— start Material supplied —

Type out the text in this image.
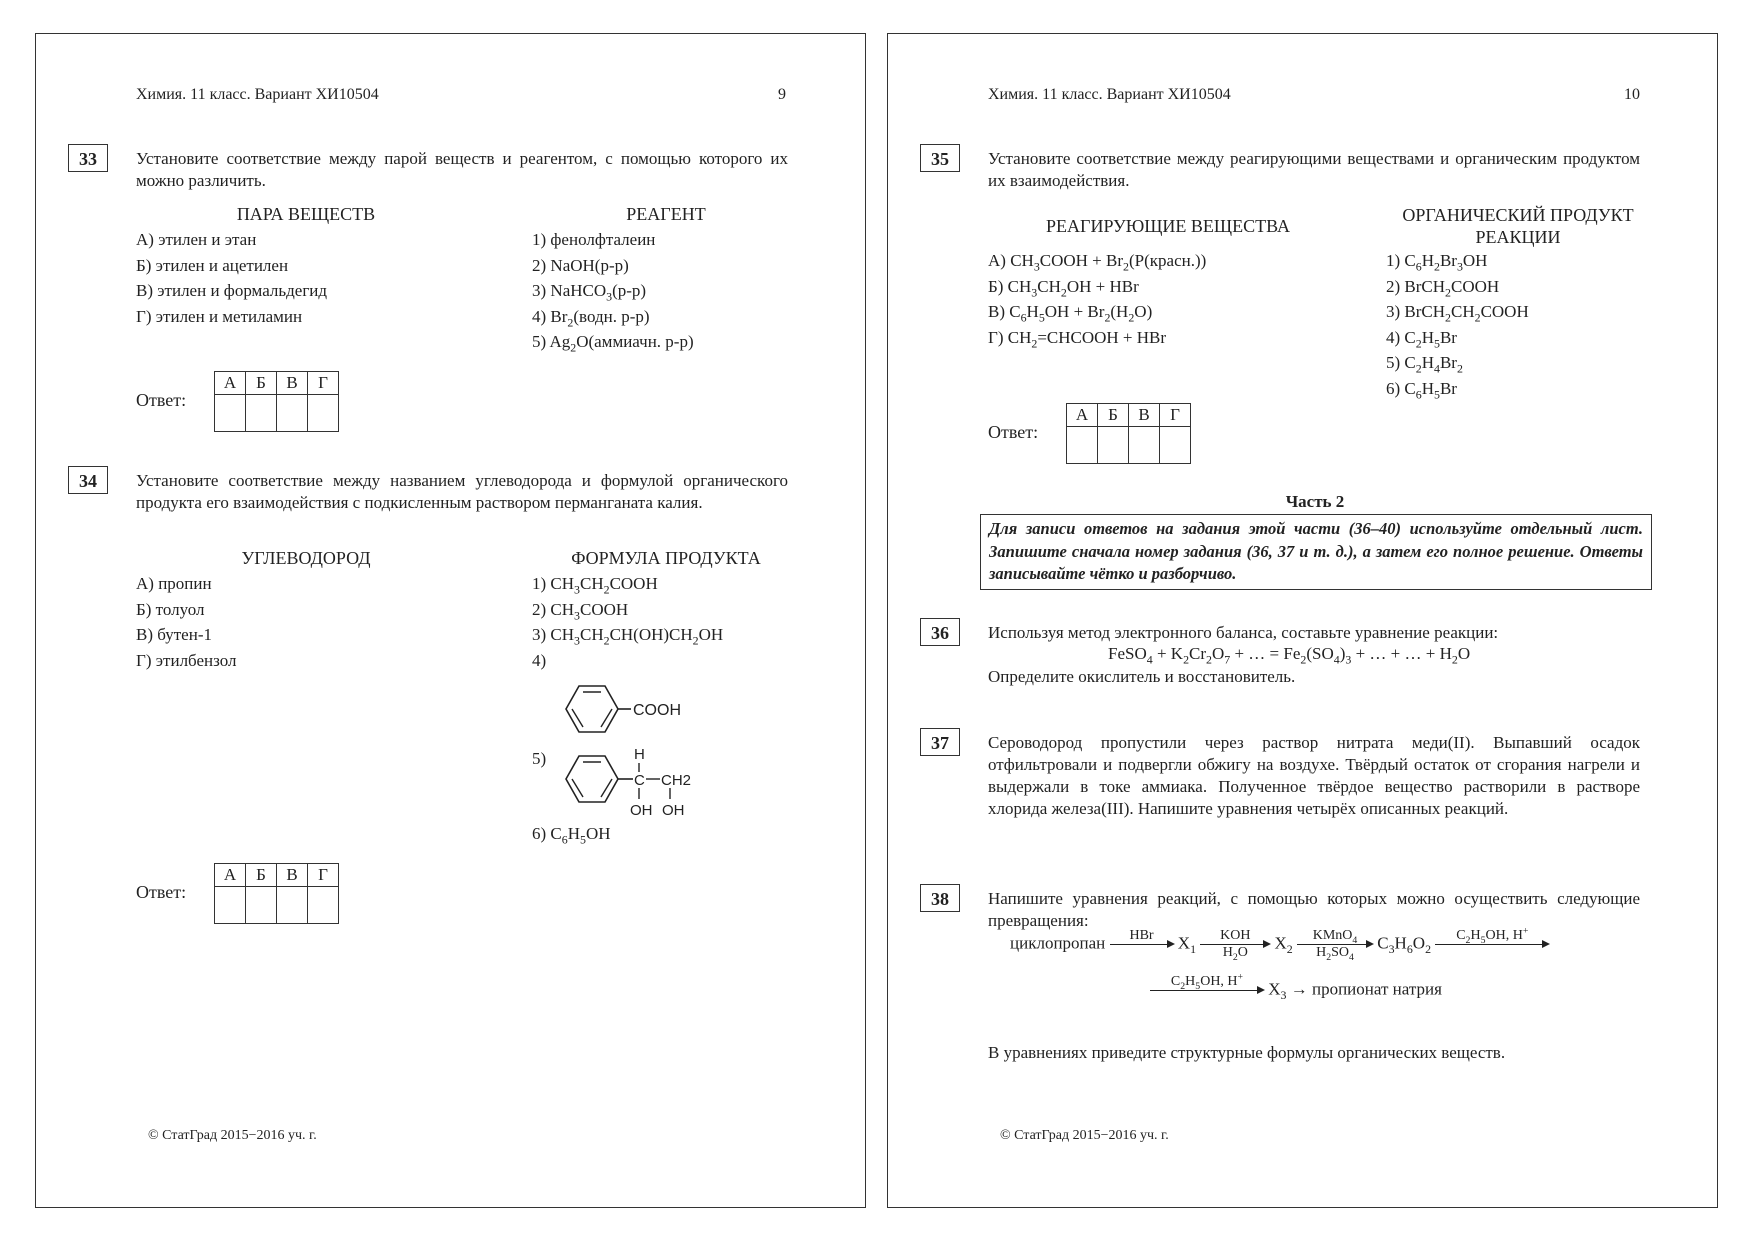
Химия. 11 класс. Вариант ХИ10504	9
33	Установите соответствие между парой веществ и реагентом, с помощью которого их можно различить.
ПАРА ВЕЩЕСТВ	РЕАГЕНТ
А) этилен и этан
Б) этилен и ацетилен
В) этилен и формальдегид
Г) этилен и метиламин
1) фенолфталеин
2) NaOH(р-р)
3) NaHCO$_3$(р-р)
4) $Br_2(водн$. р-р)
5) $Ag_2O(аммиачн$. р-р)
Ответ:
А	Б	В	Г

34	Установите соответствие между названием углеводорода и формулой органического продукта его взаимодействия с подкисленным раствором перманганата калия.
УГЛЕВОДОРОД	ФОРМУЛА ПРОДУКТА
А) пропин
Б) толуол
В) бутен-1
Г) этилбензол
1) $CH_3CH_2COOH$
2) $CH_3COOH$
3) $CH_3CH_2CH(OH)CH_2OH$
4)
COOH
5)	H
C CH2
OH OH
6) $C_6H_5OH$
Ответ:
А	Б	В	Г

© СтатГрад 2015−2016 уч. г.
Химия. 11 класс. Вариант ХИ10504	10
35	Установите соответствие между реагирующими веществами и органическим продуктом их взаимодействия.
РЕАГИРУЮЩИЕ ВЕЩЕСТВА
ОРГАНИЧЕСКИЙ ПРОДУКТ РЕАКЦИИ
А) $CH_3COOH$ + $Br_2(P(красн.))$
Б) $CH_3CH_2OH$ + HBr
В) $C_6H_5OH + Br_2(H_2O)$
Г) $CH_2=CHCOOH$ + HBr
1) $C_6H_2Br_3OH$
2) BrCH$_2$COOH
3) $BrCH_2CH_2COOH$
4) $C_2H_5Br$
5) $C_2H_4Br_2$
6) $C_6H_5Br$
Ответ:
А	Б	В	Г

Часть 2
Для записи ответов на задания этой части (36–40) используйте отдельный лист. Запишите сначала номер задания (36, 37 и т. д.), а затем его полное решение. Ответы записывайте чётко и разборчиво.
36	Используя метод электронного баланса, составьте уравнение реакции:
FeSO$_4$ + $K_2Cr_2O_7$ + … = $Fe_2(SO_4)_3$ + … + … + $H_2O$
Определите окислитель и восстановитель.
37	Сероводород пропустили через раствор нитрата меди(II). Выпавший осадок отфильтровали и подвергли обжигу на воздухе. Твёрдый остаток от сгорания нагрели и выдержали в токе аммиака. Полученное твёрдое вещество растворили в растворе хлорида железа(III). Напишите уравнения четырёх описанных реакций.
38	Напишите уравнения реакций, с помощью которых можно осуществить следующие превращения:
циклопропан	HBr	$X_1$
KOH
$H_2O$
$X_2$
KMnO$_4$
$H_2SO_4$
$C_3H_6O_2$
$C_2H_5OH$, H+
$C_2H_5OH$, H+
$X_3$ → пропионат натрия
В уравнениях приведите структурные формулы органических веществ.
© СтатГрад 2015−2016 уч. г.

— end Material supplied —

__Work required__
Exclude the pictures, and transcribe all of the material exactly.

__Correct response__
Type out the text in this image.
Химия. 11 класс. Вариант ХИ10504	9
33	Установите соответствие между парой веществ и реагентом, с помощью которого их можно различить.
ПАРА ВЕЩЕСТВ	РЕАГЕНТ
А) этилен и этан
Б) этилен и ацетилен
В) этилен и формальдегид
Г) этилен и метиламин
1) фенолфталеин
2) NaOH(р-р)
3) NaHCO$_3$(р-р)
4) $Br_2(водн$. р-р)
5) $Ag_2O(аммиачн$. р-р)
Ответ:
А	Б	В	Г

34	Установите соответствие между названием углеводорода и формулой органического продукта его взаимодействия с подкисленным раствором перманганата калия.
УГЛЕВОДОРОД	ФОРМУЛА ПРОДУКТА
А) пропин
Б) толуол
В) бутен-1
Г) этилбензол
1) $CH_3CH_2COOH$
2) $CH_3COOH$
3) $CH_3CH_2CH(OH)CH_2OH$
4)
COOH
5)	H
C CH2
OH OH
6) $C_6H_5OH$
Ответ:
А	Б	В	Г

© СтатГрад 2015−2016 уч. г.
Химия. 11 класс. Вариант ХИ10504	10
35	Установите соответствие между реагирующими веществами и органическим продуктом их взаимодействия.
РЕАГИРУЮЩИЕ ВЕЩЕСТВА
ОРГАНИЧЕСКИЙ ПРОДУКТ РЕАКЦИИ
А) $CH_3COOH$ + $Br_2(P(красн.))$
Б) $CH_3CH_2OH$ + HBr
В) $C_6H_5OH + Br_2(H_2O)$
Г) $CH_2=CHCOOH$ + HBr
1) $C_6H_2Br_3OH$
2) BrCH$_2$COOH
3) $BrCH_2CH_2COOH$
4) $C_2H_5Br$
5) $C_2H_4Br_2$
6) $C_6H_5Br$
Ответ:
А	Б	В	Г

Часть 2
Для записи ответов на задания этой части (36–40) используйте отдельный лист. Запишите сначала номер задания (36, 37 и т. д.), а затем его полное решение. Ответы записывайте чётко и разборчиво.
36	Используя метод электронного баланса, составьте уравнение реакции:
FeSO$_4$ + $K_2Cr_2O_7$ + … = $Fe_2(SO_4)_3$ + … + … + $H_2O$
Определите окислитель и восстановитель.
37	Сероводород пропустили через раствор нитрата меди(II). Выпавший осадок отфильтровали и подвергли обжигу на воздухе. Твёрдый остаток от сгорания нагрели и выдержали в токе аммиака. Полученное твёрдое вещество растворили в растворе хлорида железа(III). Напишите уравнения четырёх описанных реакций.
38	Напишите уравнения реакций, с помощью которых можно осуществить следующие превращения:
циклопропан	HBr	$X_1$
KOH
$H_2O$
$X_2$
KMnO$_4$
$H_2SO_4$
$C_3H_6O_2$
$C_2H_5OH$, H+
$C_2H_5OH$, H+
$X_3$ → пропионат натрия
В уравнениях приведите структурные формулы органических веществ.
© СтатГрад 2015−2016 уч. г.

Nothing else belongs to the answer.